[TASK DETAILS] Print every entry exactly as written.

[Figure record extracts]
○ ○ ○ ○ ○ ○ ○

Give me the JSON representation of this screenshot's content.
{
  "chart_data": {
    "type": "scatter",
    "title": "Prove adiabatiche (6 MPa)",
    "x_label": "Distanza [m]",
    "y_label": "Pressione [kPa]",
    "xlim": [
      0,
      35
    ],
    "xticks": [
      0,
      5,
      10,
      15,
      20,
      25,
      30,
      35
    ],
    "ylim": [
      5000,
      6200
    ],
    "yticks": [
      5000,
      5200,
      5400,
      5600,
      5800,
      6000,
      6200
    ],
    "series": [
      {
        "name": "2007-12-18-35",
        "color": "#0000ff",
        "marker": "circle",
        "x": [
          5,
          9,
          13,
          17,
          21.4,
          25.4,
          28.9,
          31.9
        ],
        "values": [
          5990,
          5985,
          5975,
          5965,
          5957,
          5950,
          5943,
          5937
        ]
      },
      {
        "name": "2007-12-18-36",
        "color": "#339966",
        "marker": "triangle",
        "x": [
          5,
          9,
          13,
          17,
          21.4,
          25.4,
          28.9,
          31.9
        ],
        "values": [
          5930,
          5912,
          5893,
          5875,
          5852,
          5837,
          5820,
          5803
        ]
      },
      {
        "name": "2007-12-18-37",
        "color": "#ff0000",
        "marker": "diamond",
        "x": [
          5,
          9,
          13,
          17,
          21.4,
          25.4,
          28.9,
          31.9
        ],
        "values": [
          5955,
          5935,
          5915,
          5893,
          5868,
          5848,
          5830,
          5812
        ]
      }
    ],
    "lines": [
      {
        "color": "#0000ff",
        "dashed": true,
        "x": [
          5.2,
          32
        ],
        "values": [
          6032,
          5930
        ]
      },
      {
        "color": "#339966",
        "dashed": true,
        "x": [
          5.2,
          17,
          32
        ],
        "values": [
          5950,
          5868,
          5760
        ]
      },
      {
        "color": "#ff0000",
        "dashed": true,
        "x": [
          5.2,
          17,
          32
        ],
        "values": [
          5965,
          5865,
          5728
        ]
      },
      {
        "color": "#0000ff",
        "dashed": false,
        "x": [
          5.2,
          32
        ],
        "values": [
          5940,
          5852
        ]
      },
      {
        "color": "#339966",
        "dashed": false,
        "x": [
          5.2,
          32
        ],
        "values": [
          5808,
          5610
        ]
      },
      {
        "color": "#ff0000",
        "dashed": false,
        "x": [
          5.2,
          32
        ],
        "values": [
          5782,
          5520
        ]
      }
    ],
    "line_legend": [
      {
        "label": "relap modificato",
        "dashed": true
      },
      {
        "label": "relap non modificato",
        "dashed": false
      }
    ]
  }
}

○ ○ ○ ○ ○ ○ ○

[RESULT FOR THIS TASK]
Give me the JSON representation of this screenshot's content.
{
  "chart_data": {
    "type": "scatter",
    "title": "Prove adiabatiche (6 MPa)",
    "x_label": "Distanza [m]",
    "y_label": "Pressione [kPa]",
    "xlim": [
      0,
      35
    ],
    "xticks": [
      0,
      5,
      10,
      15,
      20,
      25,
      30,
      35
    ],
    "ylim": [
      5000,
      6200
    ],
    "yticks": [
      5000,
      5200,
      5400,
      5600,
      5800,
      6000,
      6200
    ],
    "series": [
      {
        "name": "2007-12-18-35",
        "color": "#0000ff",
        "marker": "circle",
        "x": [
          5,
          9,
          13,
          17,
          21.4,
          25.4,
          28.9,
          31.9
        ],
        "values": [
          5990,
          5985,
          5975,
          5965,
          5957,
          5950,
          5943,
          5937
        ]
      },
      {
        "name": "2007-12-18-36",
        "color": "#339966",
        "marker": "triangle",
        "x": [
          5,
          9,
          13,
          17,
          21.4,
          25.4,
          28.9,
          31.9
        ],
        "values": [
          5930,
          5912,
          5893,
          5875,
          5852,
          5837,
          5820,
          5803
        ]
      },
      {
        "name": "2007-12-18-37",
        "color": "#ff0000",
        "marker": "diamond",
        "x": [
          5,
          9,
          13,
          17,
          21.4,
          25.4,
          28.9,
          31.9
        ],
        "values": [
          5955,
          5935,
          5915,
          5893,
          5868,
          5848,
          5830,
          5812
        ]
      }
    ],
    "lines": [
      {
        "color": "#0000ff",
        "dashed": true,
        "x": [
          5.2,
          32
        ],
        "values": [
          6032,
          5930
        ]
      },
      {
        "color": "#339966",
        "dashed": true,
        "x": [
          5.2,
          17,
          32
        ],
        "values": [
          5950,
          5868,
          5760
        ]
      },
      {
        "color": "#ff0000",
        "dashed": true,
        "x": [
          5.2,
          17,
          32
        ],
        "values": [
          5965,
          5865,
          5728
        ]
      },
      {
        "color": "#0000ff",
        "dashed": false,
        "x": [
          5.2,
          32
        ],
        "values": [
          5940,
          5852
        ]
      },
      {
        "color": "#339966",
        "dashed": false,
        "x": [
          5.2,
          32
        ],
        "values": [
          5808,
          5610
        ]
      },
      {
        "color": "#ff0000",
        "dashed": false,
        "x": [
          5.2,
          32
        ],
        "values": [
          5782,
          5520
        ]
      }
    ],
    "line_legend": [
      {
        "label": "relap modificato",
        "dashed": true
      },
      {
        "label": "relap non modificato",
        "dashed": false
      }
    ]
  }
}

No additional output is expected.